— Listed entries —
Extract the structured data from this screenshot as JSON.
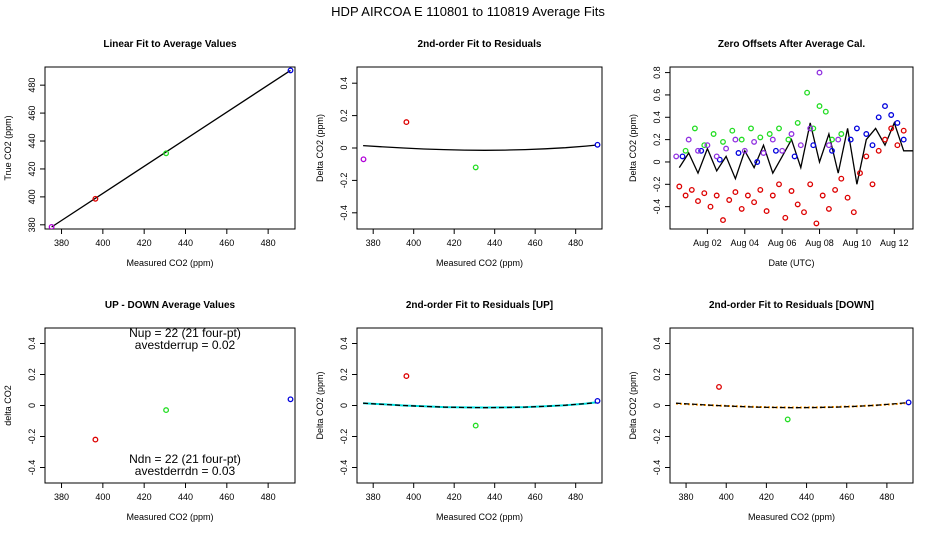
{
  "figure": {
    "title": "HDP    AIRCOA E   110801 to 110819   Average Fits"
  },
  "colors": {
    "red": "#dd0000",
    "green": "#22dd22",
    "blue": "#0000dd",
    "magenta": "#b000d8",
    "purple": "#9030e0",
    "black": "#000000",
    "cyan": "#00e0e0",
    "orange": "#ff9900"
  },
  "chart_data": [
    {
      "id": "p1",
      "type": "scatter",
      "title": "Linear Fit to Average Values",
      "xlabel": "Measured CO2 (ppm)",
      "ylabel": "True CO2 (ppm)",
      "xlim": [
        372,
        493
      ],
      "ylim": [
        377,
        493
      ],
      "xticks": [
        380,
        400,
        420,
        440,
        460,
        480
      ],
      "yticks": [
        380,
        400,
        420,
        440,
        460,
        480
      ],
      "series": [
        {
          "kind": "points",
          "color": "magenta",
          "x": [
            375.2
          ],
          "y": [
            378.5
          ]
        },
        {
          "kind": "points",
          "color": "red",
          "x": [
            396.4
          ],
          "y": [
            398.6
          ]
        },
        {
          "kind": "points",
          "color": "green",
          "x": [
            430.6
          ],
          "y": [
            431.2
          ]
        },
        {
          "kind": "points",
          "color": "blue",
          "x": [
            490.8
          ],
          "y": [
            490.6
          ]
        },
        {
          "kind": "line",
          "color": "black",
          "x": [
            375.2,
            490.8
          ],
          "y": [
            378.4,
            490.6
          ]
        }
      ]
    },
    {
      "id": "p2",
      "type": "scatter",
      "title": "2nd-order Fit to Residuals",
      "xlabel": "Measured CO2 (ppm)",
      "ylabel": "Delta CO2 (ppm)",
      "xlim": [
        372,
        493
      ],
      "ylim": [
        -0.5,
        0.5
      ],
      "xticks": [
        380,
        400,
        420,
        440,
        460,
        480
      ],
      "yticks": [
        -0.4,
        -0.2,
        0.0,
        0.2,
        0.4
      ],
      "series": [
        {
          "kind": "points",
          "color": "magenta",
          "x": [
            375.2
          ],
          "y": [
            -0.07
          ]
        },
        {
          "kind": "points",
          "color": "red",
          "x": [
            396.4
          ],
          "y": [
            0.16
          ]
        },
        {
          "kind": "points",
          "color": "green",
          "x": [
            430.6
          ],
          "y": [
            -0.12
          ]
        },
        {
          "kind": "points",
          "color": "blue",
          "x": [
            490.8
          ],
          "y": [
            0.02
          ]
        },
        {
          "kind": "line",
          "color": "black",
          "x": [
            375,
            385,
            395,
            405,
            415,
            425,
            435,
            445,
            455,
            465,
            475,
            485,
            490
          ],
          "y": [
            0.015,
            0.007,
            0.0,
            -0.006,
            -0.01,
            -0.013,
            -0.014,
            -0.013,
            -0.01,
            -0.005,
            0.002,
            0.012,
            0.018
          ]
        }
      ]
    },
    {
      "id": "p3",
      "type": "scatter",
      "title": "Zero Offsets After Average Cal.",
      "xlabel": "Date (UTC)",
      "ylabel": "Delta CO2 (ppm)",
      "xlim": [
        "2011-08-00",
        "2011-08-13"
      ],
      "ylim": [
        -0.6,
        0.85
      ],
      "xticks": [
        "2011-08-02",
        "2011-08-04",
        "2011-08-06",
        "2011-08-08",
        "2011-08-10",
        "2011-08-12"
      ],
      "xticklabels": [
        "Aug 02",
        "Aug 04",
        "Aug 06",
        "Aug 08",
        "Aug 10",
        "Aug 12"
      ],
      "yticks": [
        -0.4,
        -0.2,
        0.0,
        0.2,
        0.4,
        0.6,
        0.8
      ],
      "series": [
        {
          "kind": "points",
          "color": "red",
          "x": [
            "2011-08-00T12:00",
            "2011-08-00T20:00",
            "2011-08-01T04:00",
            "2011-08-01T12:00",
            "2011-08-01T20:00",
            "2011-08-02T04:00",
            "2011-08-02T12:00",
            "2011-08-02T20:00",
            "2011-08-03T04:00",
            "2011-08-03T12:00",
            "2011-08-03T20:00",
            "2011-08-04T04:00",
            "2011-08-04T12:00",
            "2011-08-04T20:00",
            "2011-08-05T04:00",
            "2011-08-05T12:00",
            "2011-08-05T20:00",
            "2011-08-06T04:00",
            "2011-08-06T12:00",
            "2011-08-06T20:00",
            "2011-08-07T04:00",
            "2011-08-07T12:00",
            "2011-08-07T20:00",
            "2011-08-08T04:00",
            "2011-08-08T12:00",
            "2011-08-08T20:00",
            "2011-08-09T04:00",
            "2011-08-09T12:00",
            "2011-08-09T20:00",
            "2011-08-10T04:00",
            "2011-08-10T12:00",
            "2011-08-10T20:00",
            "2011-08-11T04:00",
            "2011-08-11T12:00",
            "2011-08-11T20:00",
            "2011-08-12T04:00",
            "2011-08-12T12:00"
          ],
          "y": [
            -0.22,
            -0.3,
            -0.25,
            -0.35,
            -0.28,
            -0.4,
            -0.3,
            -0.52,
            -0.34,
            -0.27,
            -0.42,
            -0.3,
            -0.36,
            -0.25,
            -0.44,
            -0.3,
            -0.2,
            -0.5,
            -0.26,
            -0.38,
            -0.45,
            -0.2,
            -0.55,
            -0.3,
            -0.42,
            -0.25,
            -0.15,
            -0.32,
            -0.45,
            -0.1,
            0.05,
            -0.2,
            0.1,
            0.2,
            0.3,
            0.15,
            0.28
          ]
        },
        {
          "kind": "points",
          "color": "green",
          "x": [
            "2011-08-00T20:00",
            "2011-08-01T08:00",
            "2011-08-01T20:00",
            "2011-08-02T08:00",
            "2011-08-02T20:00",
            "2011-08-03T08:00",
            "2011-08-03T20:00",
            "2011-08-04T08:00",
            "2011-08-04T20:00",
            "2011-08-05T08:00",
            "2011-08-05T20:00",
            "2011-08-06T08:00",
            "2011-08-06T20:00",
            "2011-08-07T08:00",
            "2011-08-07T16:00",
            "2011-08-08T00:00",
            "2011-08-08T08:00",
            "2011-08-08T16:00",
            "2011-08-09T04:00"
          ],
          "y": [
            0.1,
            0.3,
            0.15,
            0.25,
            0.18,
            0.28,
            0.2,
            0.3,
            0.22,
            0.25,
            0.3,
            0.2,
            0.35,
            0.62,
            0.3,
            0.5,
            0.45,
            0.2,
            0.25
          ]
        },
        {
          "kind": "points",
          "color": "blue",
          "x": [
            "2011-08-00T16:00",
            "2011-08-01T16:00",
            "2011-08-02T16:00",
            "2011-08-03T16:00",
            "2011-08-04T16:00",
            "2011-08-05T16:00",
            "2011-08-06T16:00",
            "2011-08-07T16:00",
            "2011-08-08T16:00",
            "2011-08-09T16:00",
            "2011-08-10T00:00",
            "2011-08-10T12:00",
            "2011-08-10T20:00",
            "2011-08-11T04:00",
            "2011-08-11T12:00",
            "2011-08-11T20:00",
            "2011-08-12T04:00",
            "2011-08-12T12:00"
          ],
          "y": [
            0.05,
            0.1,
            0.02,
            0.08,
            0.0,
            0.1,
            0.05,
            0.15,
            0.1,
            0.2,
            0.3,
            0.25,
            0.15,
            0.4,
            0.5,
            0.42,
            0.35,
            0.2
          ]
        },
        {
          "kind": "points",
          "color": "purple",
          "x": [
            "2011-08-00T08:00",
            "2011-08-01T00:00",
            "2011-08-01T12:00",
            "2011-08-02T00:00",
            "2011-08-02T12:00",
            "2011-08-03T00:00",
            "2011-08-03T12:00",
            "2011-08-04T00:00",
            "2011-08-04T12:00",
            "2011-08-05T00:00",
            "2011-08-05T12:00",
            "2011-08-06T00:00",
            "2011-08-06T12:00",
            "2011-08-07T00:00",
            "2011-08-07T12:00",
            "2011-08-08T00:00",
            "2011-08-08T12:00",
            "2011-08-09T00:00"
          ],
          "y": [
            0.05,
            0.2,
            0.1,
            0.15,
            0.05,
            0.12,
            0.2,
            0.1,
            0.18,
            0.08,
            0.2,
            0.1,
            0.25,
            0.15,
            0.3,
            0.8,
            0.15,
            0.2
          ]
        },
        {
          "kind": "line",
          "color": "black",
          "x": [
            "2011-08-00T12:00",
            "2011-08-01T00:00",
            "2011-08-01T12:00",
            "2011-08-02T00:00",
            "2011-08-02T12:00",
            "2011-08-03T00:00",
            "2011-08-03T12:00",
            "2011-08-04T00:00",
            "2011-08-04T12:00",
            "2011-08-05T00:00",
            "2011-08-05T12:00",
            "2011-08-06T00:00",
            "2011-08-06T12:00",
            "2011-08-07T00:00",
            "2011-08-07T12:00",
            "2011-08-08T00:00",
            "2011-08-08T12:00",
            "2011-08-09T00:00",
            "2011-08-09T12:00",
            "2011-08-10T00:00",
            "2011-08-10T12:00",
            "2011-08-11T00:00",
            "2011-08-11T12:00",
            "2011-08-12T00:00",
            "2011-08-12T12:00",
            "2011-08-13T00:00"
          ],
          "y": [
            -0.05,
            0.08,
            -0.1,
            0.12,
            -0.08,
            0.05,
            -0.15,
            0.1,
            -0.05,
            0.15,
            -0.1,
            0.05,
            0.2,
            -0.05,
            0.35,
            0.0,
            0.25,
            -0.1,
            0.3,
            -0.2,
            0.2,
            0.3,
            0.15,
            0.35,
            0.1,
            0.1
          ]
        }
      ]
    },
    {
      "id": "p4",
      "type": "scatter",
      "title": "UP - DOWN Average Values",
      "xlabel": "Measured CO2 (ppm)",
      "ylabel": "delta CO2",
      "xlim": [
        372,
        493
      ],
      "ylim": [
        -0.5,
        0.5
      ],
      "xticks": [
        380,
        400,
        420,
        440,
        460,
        480
      ],
      "yticks": [
        -0.4,
        -0.2,
        0.0,
        0.2,
        0.4
      ],
      "annotations": [
        "Nup = 22 (21 four-pt)",
        "avestderrup =  0.02",
        "Ndn = 22 (21 four-pt)",
        "avestderrdn =  0.03"
      ],
      "series": [
        {
          "kind": "points",
          "color": "red",
          "x": [
            396.4
          ],
          "y": [
            -0.22
          ]
        },
        {
          "kind": "points",
          "color": "green",
          "x": [
            430.6
          ],
          "y": [
            -0.03
          ]
        },
        {
          "kind": "points",
          "color": "blue",
          "x": [
            490.8
          ],
          "y": [
            0.04
          ]
        }
      ]
    },
    {
      "id": "p5",
      "type": "scatter",
      "title": "2nd-order Fit to Residuals [UP]",
      "xlabel": "Measured CO2 (ppm)",
      "ylabel": "Delta CO2 (ppm)",
      "xlim": [
        372,
        493
      ],
      "ylim": [
        -0.5,
        0.5
      ],
      "xticks": [
        380,
        400,
        420,
        440,
        460,
        480
      ],
      "yticks": [
        -0.4,
        -0.2,
        0.0,
        0.2,
        0.4
      ],
      "series": [
        {
          "kind": "points",
          "color": "red",
          "x": [
            396.4
          ],
          "y": [
            0.19
          ]
        },
        {
          "kind": "points",
          "color": "green",
          "x": [
            430.6
          ],
          "y": [
            -0.13
          ]
        },
        {
          "kind": "points",
          "color": "blue",
          "x": [
            490.8
          ],
          "y": [
            0.03
          ]
        },
        {
          "kind": "line",
          "color": "cyan",
          "x": [
            375,
            385,
            395,
            405,
            415,
            425,
            435,
            445,
            455,
            465,
            475,
            485,
            490
          ],
          "y": [
            0.015,
            0.008,
            0.0,
            -0.005,
            -0.01,
            -0.012,
            -0.013,
            -0.012,
            -0.01,
            -0.005,
            0.002,
            0.012,
            0.02
          ]
        },
        {
          "kind": "line",
          "color": "black",
          "dash": true,
          "x": [
            375,
            385,
            395,
            405,
            415,
            425,
            435,
            445,
            455,
            465,
            475,
            485,
            490
          ],
          "y": [
            0.015,
            0.007,
            0.0,
            -0.006,
            -0.01,
            -0.013,
            -0.014,
            -0.013,
            -0.01,
            -0.005,
            0.002,
            0.012,
            0.018
          ]
        }
      ]
    },
    {
      "id": "p6",
      "type": "scatter",
      "title": "2nd-order Fit to Residuals [DOWN]",
      "xlabel": "Measured CO2 (ppm)",
      "ylabel": "Delta CO2 (ppm)",
      "xlim": [
        372,
        493
      ],
      "ylim": [
        -0.5,
        0.5
      ],
      "xticks": [
        380,
        400,
        420,
        440,
        460,
        480
      ],
      "yticks": [
        -0.4,
        -0.2,
        0.0,
        0.2,
        0.4
      ],
      "series": [
        {
          "kind": "points",
          "color": "red",
          "x": [
            396.4
          ],
          "y": [
            0.12
          ]
        },
        {
          "kind": "points",
          "color": "green",
          "x": [
            430.6
          ],
          "y": [
            -0.09
          ]
        },
        {
          "kind": "points",
          "color": "blue",
          "x": [
            490.8
          ],
          "y": [
            0.02
          ]
        },
        {
          "kind": "line",
          "color": "orange",
          "dotted": true,
          "x": [
            375,
            385,
            395,
            405,
            415,
            425,
            435,
            445,
            455,
            465,
            475,
            485,
            490
          ],
          "y": [
            0.012,
            0.006,
            0.0,
            -0.005,
            -0.009,
            -0.012,
            -0.013,
            -0.012,
            -0.009,
            -0.005,
            0.002,
            0.01,
            0.016
          ]
        },
        {
          "kind": "line",
          "color": "black",
          "dash": true,
          "x": [
            375,
            385,
            395,
            405,
            415,
            425,
            435,
            445,
            455,
            465,
            475,
            485,
            490
          ],
          "y": [
            0.015,
            0.007,
            0.0,
            -0.006,
            -0.01,
            -0.013,
            -0.014,
            -0.013,
            -0.01,
            -0.005,
            0.002,
            0.012,
            0.018
          ]
        }
      ]
    }
  ]
}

— Exercise instructions —
Each line above that holds the string "DOWN" should be copied and shown.

— Exercise solution —
      "title": "UP - DOWN Average Values",
      "title": "2nd-order Fit to Residuals [DOWN]",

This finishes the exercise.